## GIVEN PROBLEM
Using the travel-packing post below, decide whether each statement agrees with it, answering yes or no and quoting the deciding words: (a) the writer's sister drove 500 miles from Colorado for a weekend visit; (b) Sheila and Ann plan to join the writer for a week in Italy in November; (c) the new Heys suitcase was bought at full price.

## PASSAGE SHOWN
⁂

Friday, August 24, 2012

Stories from a Suitcase

My sister once showed up at my house in New Mexico, having driven 500 miles from Colorado, with four suitcases and a box of shoes, for a weekend visit. I couldn't help but laugh. She brought, among other things, an entire country-western outfit complete with cowboy hat and boots, just in case we might go two-stepping, and half a dozen elegant outfits with matching shoes for dining out.

Talking with my friend Sheila this morning, I am reminded of how much I've had to learn, unlearn and relearn about traveling. Sheila asked me for a list of what I thought she should bring, since she and her friend Ann are joining me for a week in Italy in November. She wants to travel, but hasn't done a lot of it yet. So this list is for her, as well as anyone else interested in what to pack for long or short term travel. (With some notes written while in Rome, months after this post......)

1. For this upcoming trip I purchased a bigger wheeled suitcase, a good sized one made by Heys, and gave my smaller one away. It sold for a deep discount at TJ Max because it had a scratch!! (Like it won't get ten new ones on the first trip!)  It's essentially a plastic clamshell with four wheels at the bottom, a pull-out handle and two other handles on the sides. It's also brightly decorated with a scene from Italy. Now there is NO chance I will mix up my suitcase with any other at the baggage claim.

⁂

## GIVEN MATERIAL
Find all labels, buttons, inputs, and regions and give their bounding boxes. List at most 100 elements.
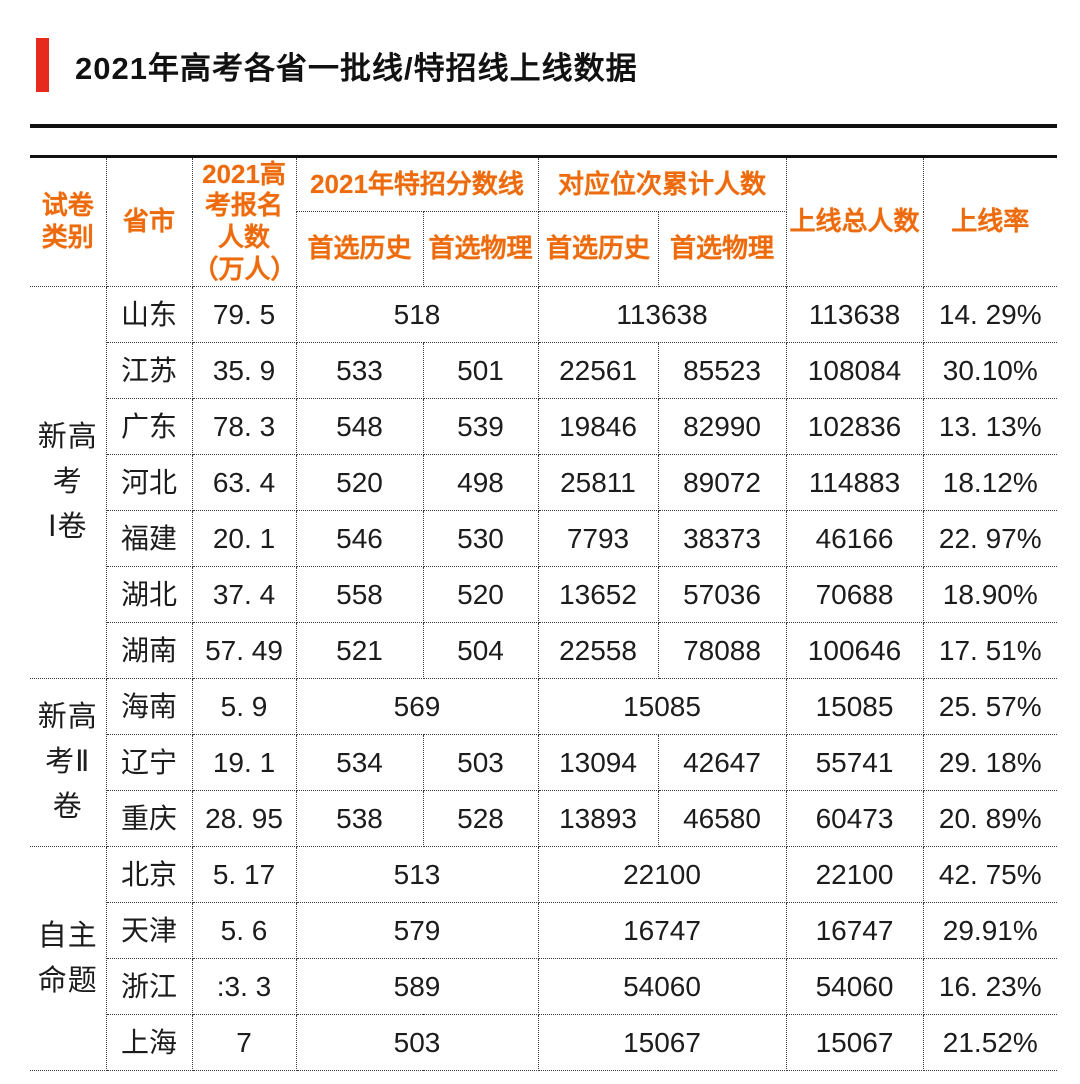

⁂

## REPLY TO THE EXERCISE
(a) Yes: "having driven 500 miles from Colorado, with four suitcases and a box of shoes, for a weekend visit"
(b) Yes: "she and her friend Ann are joining me for a week in Italy in November"
(c) No: "It sold for a deep discount at TJ Max because it had a scratch!!"